## [Problem details]
Which lines contain the word "tears"? Return each of them as written.

(Structured figure records)
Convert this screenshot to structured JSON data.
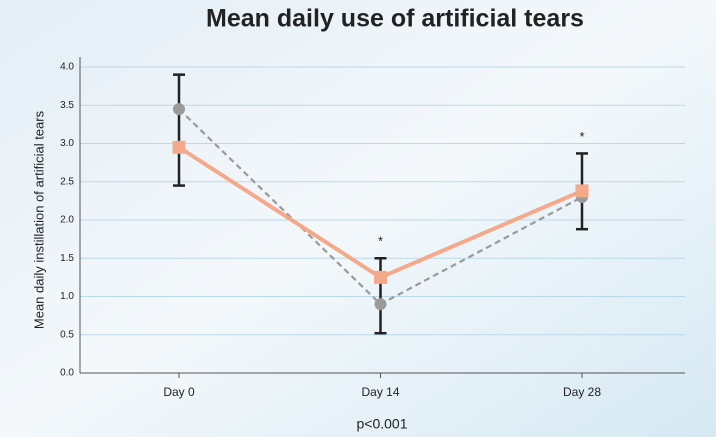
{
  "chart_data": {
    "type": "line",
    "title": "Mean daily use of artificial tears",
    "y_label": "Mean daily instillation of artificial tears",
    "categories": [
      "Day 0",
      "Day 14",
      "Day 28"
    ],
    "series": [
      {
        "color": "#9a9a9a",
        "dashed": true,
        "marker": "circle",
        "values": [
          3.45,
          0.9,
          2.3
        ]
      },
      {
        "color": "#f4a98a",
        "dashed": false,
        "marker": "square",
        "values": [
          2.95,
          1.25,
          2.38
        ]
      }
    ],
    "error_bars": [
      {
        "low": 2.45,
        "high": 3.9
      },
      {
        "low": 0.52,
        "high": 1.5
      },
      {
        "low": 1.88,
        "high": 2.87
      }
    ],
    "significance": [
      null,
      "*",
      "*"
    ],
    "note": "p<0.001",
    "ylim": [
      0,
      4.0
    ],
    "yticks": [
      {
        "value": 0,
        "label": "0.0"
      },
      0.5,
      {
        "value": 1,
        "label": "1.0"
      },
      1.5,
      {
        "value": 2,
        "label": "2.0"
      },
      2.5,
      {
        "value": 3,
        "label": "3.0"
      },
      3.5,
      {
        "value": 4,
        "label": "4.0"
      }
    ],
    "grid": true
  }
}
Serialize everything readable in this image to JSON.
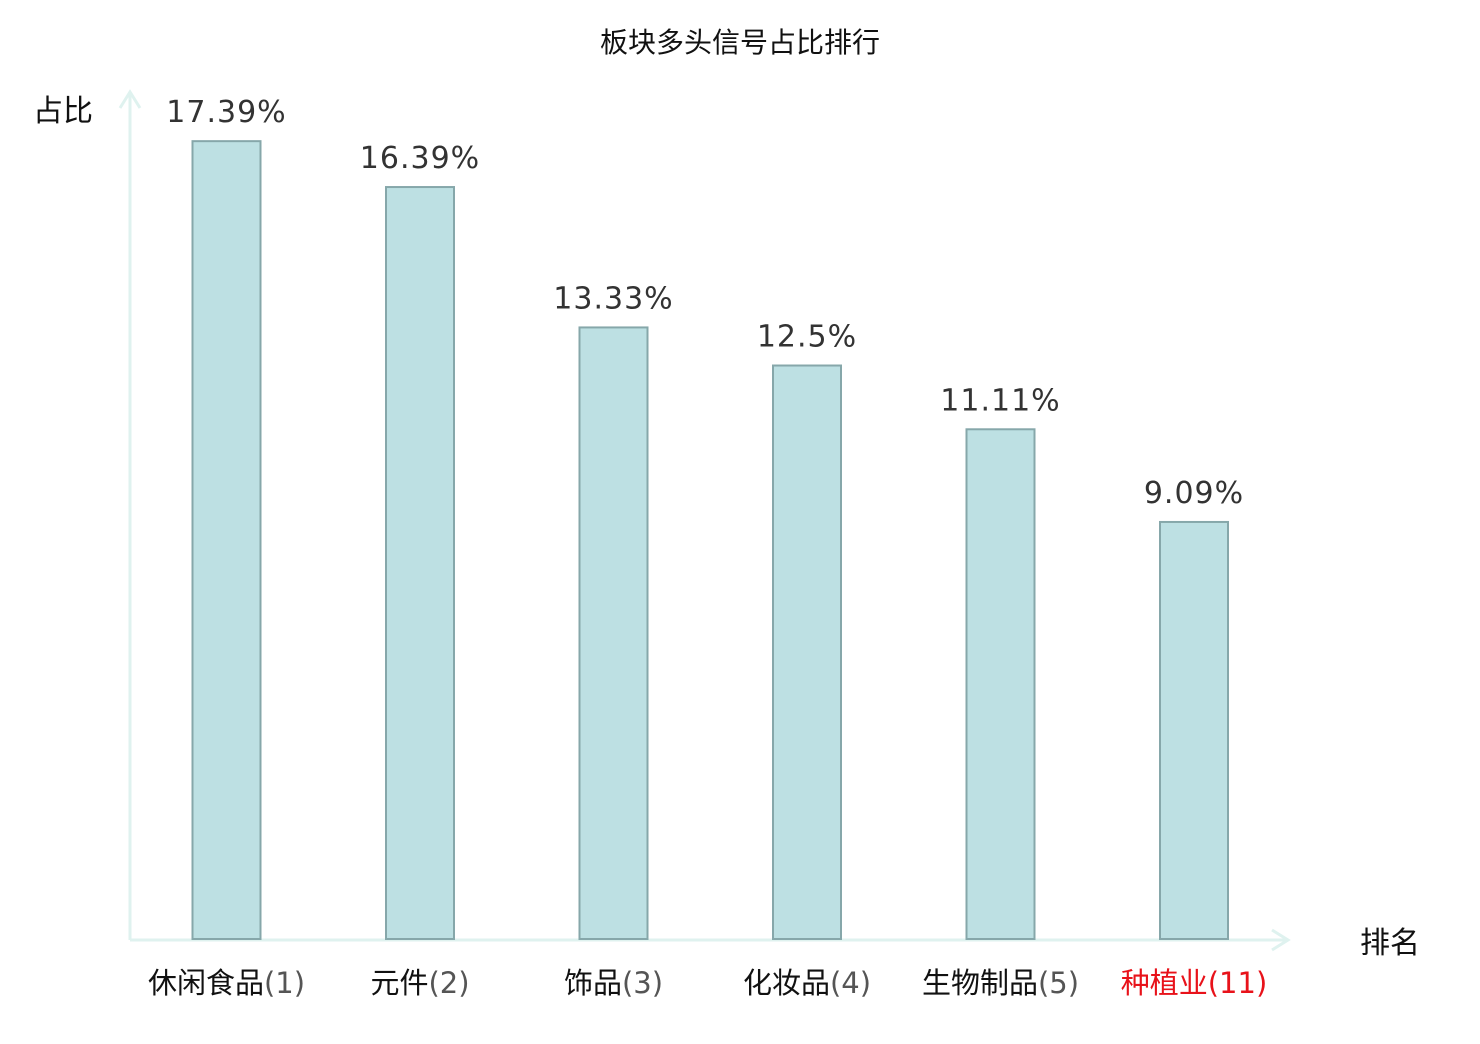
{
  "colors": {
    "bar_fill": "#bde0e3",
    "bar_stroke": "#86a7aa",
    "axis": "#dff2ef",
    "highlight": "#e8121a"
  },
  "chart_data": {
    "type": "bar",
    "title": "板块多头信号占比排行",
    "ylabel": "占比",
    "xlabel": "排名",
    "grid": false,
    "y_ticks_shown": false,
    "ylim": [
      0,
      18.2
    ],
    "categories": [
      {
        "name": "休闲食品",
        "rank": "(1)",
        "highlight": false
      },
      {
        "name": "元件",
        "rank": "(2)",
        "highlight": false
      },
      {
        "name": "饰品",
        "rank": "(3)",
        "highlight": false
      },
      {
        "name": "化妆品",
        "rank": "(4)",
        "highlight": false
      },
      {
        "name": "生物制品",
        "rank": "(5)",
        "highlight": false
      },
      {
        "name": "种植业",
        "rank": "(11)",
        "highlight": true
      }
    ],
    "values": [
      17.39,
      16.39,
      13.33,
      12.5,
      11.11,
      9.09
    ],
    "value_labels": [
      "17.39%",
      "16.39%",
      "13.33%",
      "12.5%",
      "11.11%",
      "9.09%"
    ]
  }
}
==
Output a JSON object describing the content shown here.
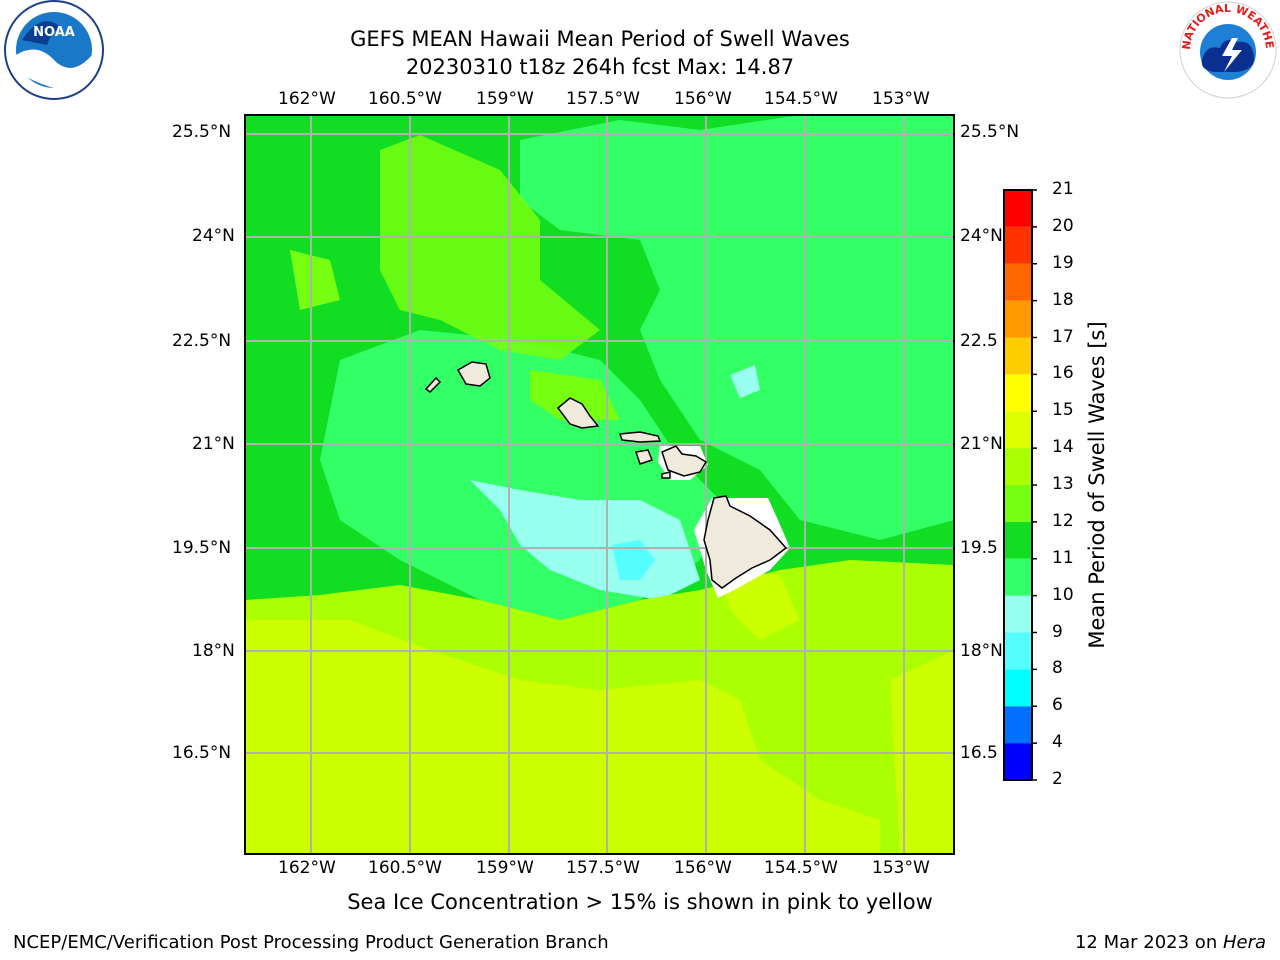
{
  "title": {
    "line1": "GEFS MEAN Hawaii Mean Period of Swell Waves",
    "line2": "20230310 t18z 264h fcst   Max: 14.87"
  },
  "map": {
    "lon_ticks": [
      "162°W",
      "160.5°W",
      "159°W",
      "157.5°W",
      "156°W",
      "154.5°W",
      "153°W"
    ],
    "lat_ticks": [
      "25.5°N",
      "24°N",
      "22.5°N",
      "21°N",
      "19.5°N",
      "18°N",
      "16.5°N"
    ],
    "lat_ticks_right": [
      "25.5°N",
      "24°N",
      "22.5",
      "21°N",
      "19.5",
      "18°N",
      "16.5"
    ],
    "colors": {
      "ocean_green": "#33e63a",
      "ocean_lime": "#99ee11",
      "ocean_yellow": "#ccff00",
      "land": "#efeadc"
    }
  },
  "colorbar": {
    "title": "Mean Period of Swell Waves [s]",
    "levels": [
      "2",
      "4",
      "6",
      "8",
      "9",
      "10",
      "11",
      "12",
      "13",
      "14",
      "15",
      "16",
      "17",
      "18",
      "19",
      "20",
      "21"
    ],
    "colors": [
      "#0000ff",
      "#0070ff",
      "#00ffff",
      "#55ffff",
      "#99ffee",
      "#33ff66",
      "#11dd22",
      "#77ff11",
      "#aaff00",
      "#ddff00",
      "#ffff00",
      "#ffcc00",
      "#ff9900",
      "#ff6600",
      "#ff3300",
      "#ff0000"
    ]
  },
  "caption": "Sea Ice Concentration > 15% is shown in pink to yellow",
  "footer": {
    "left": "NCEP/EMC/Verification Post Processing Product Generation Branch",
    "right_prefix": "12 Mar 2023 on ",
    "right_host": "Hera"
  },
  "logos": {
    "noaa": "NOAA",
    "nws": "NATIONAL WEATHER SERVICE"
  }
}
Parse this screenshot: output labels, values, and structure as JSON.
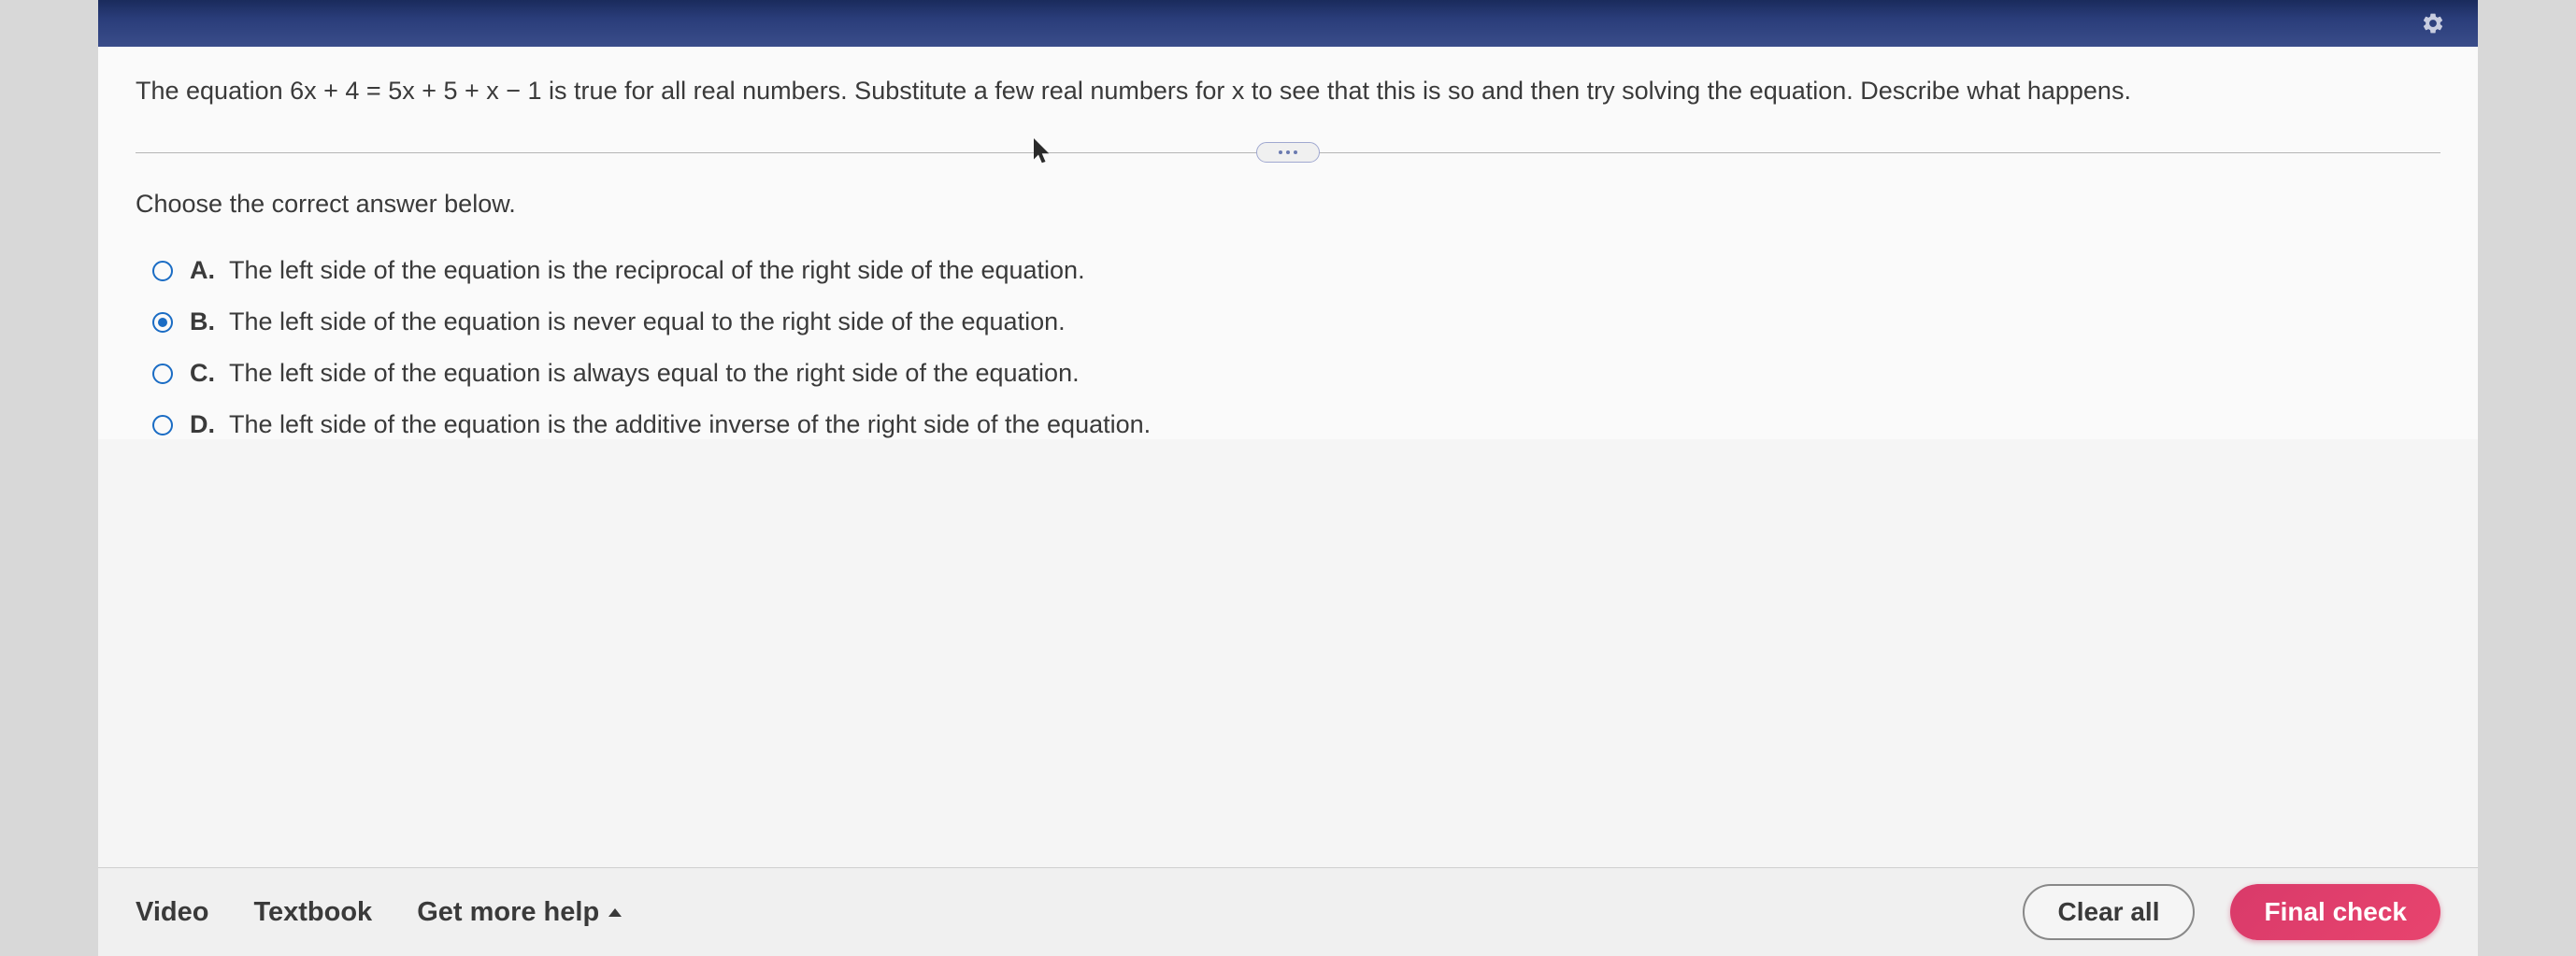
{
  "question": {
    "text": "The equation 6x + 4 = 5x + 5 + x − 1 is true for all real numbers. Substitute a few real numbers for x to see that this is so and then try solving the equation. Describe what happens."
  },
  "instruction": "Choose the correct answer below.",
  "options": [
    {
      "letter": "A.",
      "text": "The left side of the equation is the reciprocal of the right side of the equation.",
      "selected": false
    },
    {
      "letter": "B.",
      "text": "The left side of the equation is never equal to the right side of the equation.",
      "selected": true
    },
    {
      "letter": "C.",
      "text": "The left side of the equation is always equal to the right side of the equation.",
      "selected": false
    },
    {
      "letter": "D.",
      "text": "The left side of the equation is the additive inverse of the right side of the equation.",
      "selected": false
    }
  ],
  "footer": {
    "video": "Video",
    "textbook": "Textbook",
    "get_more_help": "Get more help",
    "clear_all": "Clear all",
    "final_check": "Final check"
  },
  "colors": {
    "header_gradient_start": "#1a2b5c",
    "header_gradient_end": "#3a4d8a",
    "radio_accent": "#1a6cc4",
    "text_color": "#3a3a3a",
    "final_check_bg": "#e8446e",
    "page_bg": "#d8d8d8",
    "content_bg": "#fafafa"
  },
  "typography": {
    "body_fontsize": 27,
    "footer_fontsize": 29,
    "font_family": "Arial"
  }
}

## [Task solution]
    "title": "Mean daily use of artificial tears",
    "y_label": "Mean daily instillation of artificial tears",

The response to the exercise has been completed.